Written task: Make an exact copy of the records, dropping all pictures.

(Records from a data collection)
-=-=-=-=-

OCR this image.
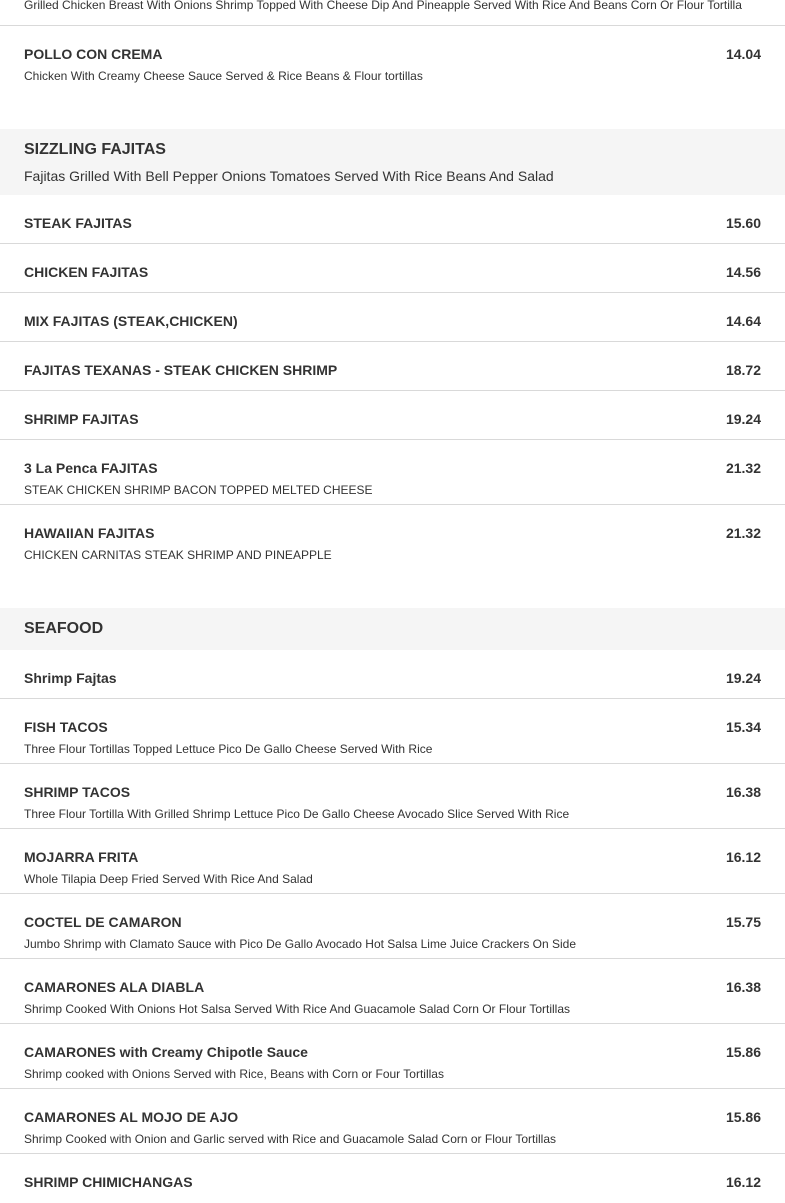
Grilled Chicken Breast With Onions Shrimp Topped With Cheese Dip And Pineapple Served With Rice And Beans Corn Or Flour Tortilla
POLLO CON CREMA	14.04
Chicken With Creamy Cheese Sauce Served & Rice Beans & Flour tortillas
SIZZLING FAJITAS
Fajitas Grilled With Bell Pepper Onions Tomatoes Served With Rice Beans And Salad
STEAK FAJITAS	15.60
CHICKEN FAJITAS	14.56
MIX FAJITAS (STEAK,CHICKEN)	14.64
FAJITAS TEXANAS - STEAK CHICKEN SHRIMP	18.72
SHRIMP FAJITAS	19.24
3 La Penca FAJITAS	21.32
STEAK CHICKEN SHRIMP BACON TOPPED MELTED CHEESE
HAWAIIAN FAJITAS	21.32
CHICKEN CARNITAS STEAK SHRIMP AND PINEAPPLE
SEAFOOD
Shrimp Fajtas	19.24
FISH TACOS	15.34
Three Flour Tortillas Topped Lettuce Pico De Gallo Cheese Served With Rice
SHRIMP TACOS	16.38
Three Flour Tortilla With Grilled Shrimp Lettuce Pico De Gallo Cheese Avocado Slice Served With Rice
MOJARRA FRITA	16.12
Whole Tilapia Deep Fried Served With Rice And Salad
COCTEL DE CAMARON	15.75
Jumbo Shrimp with Clamato Sauce with Pico De Gallo Avocado Hot Salsa Lime Juice Crackers On Side
CAMARONES ALA DIABLA	16.38
Shrimp Cooked With Onions Hot Salsa Served With Rice And Guacamole Salad Corn Or Flour Tortillas
CAMARONES with Creamy Chipotle Sauce	15.86
Shrimp cooked with Onions Served with Rice, Beans with Corn or Four Tortillas
CAMARONES AL MOJO DE AJO	15.86
Shrimp Cooked with Onion and Garlic served with Rice and Guacamole Salad Corn or Flour Tortillas
SHRIMP CHIMICHANGAS	16.12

-=-=-=-=-

Task response:
OCR this image.
Grilled Chicken Breast With Onions Shrimp Topped With Cheese Dip And Pineapple Served With Rice And Beans Corn Or Flour Tortilla
POLLO CON CREMA	14.04
Chicken With Creamy Cheese Sauce Served & Rice Beans & Flour tortillas
SIZZLING FAJITAS
Fajitas Grilled With Bell Pepper Onions Tomatoes Served With Rice Beans And Salad
STEAK FAJITAS	15.60
CHICKEN FAJITAS	14.56
MIX FAJITAS (STEAK,CHICKEN)	14.64
FAJITAS TEXANAS - STEAK CHICKEN SHRIMP	18.72
SHRIMP FAJITAS	19.24
3 La Penca FAJITAS	21.32
STEAK CHICKEN SHRIMP BACON TOPPED MELTED CHEESE
HAWAIIAN FAJITAS	21.32
CHICKEN CARNITAS STEAK SHRIMP AND PINEAPPLE
SEAFOOD
Shrimp Fajtas	19.24
FISH TACOS	15.34
Three Flour Tortillas Topped Lettuce Pico De Gallo Cheese Served With Rice
SHRIMP TACOS	16.38
Three Flour Tortilla With Grilled Shrimp Lettuce Pico De Gallo Cheese Avocado Slice Served With Rice
MOJARRA FRITA	16.12
Whole Tilapia Deep Fried Served With Rice And Salad
COCTEL DE CAMARON	15.75
Jumbo Shrimp with Clamato Sauce with Pico De Gallo Avocado Hot Salsa Lime Juice Crackers On Side
CAMARONES ALA DIABLA	16.38
Shrimp Cooked With Onions Hot Salsa Served With Rice And Guacamole Salad Corn Or Flour Tortillas
CAMARONES with Creamy Chipotle Sauce	15.86
Shrimp cooked with Onions Served with Rice, Beans with Corn or Four Tortillas
CAMARONES AL MOJO DE AJO	15.86
Shrimp Cooked with Onion and Garlic served with Rice and Guacamole Salad Corn or Flour Tortillas
SHRIMP CHIMICHANGAS	16.12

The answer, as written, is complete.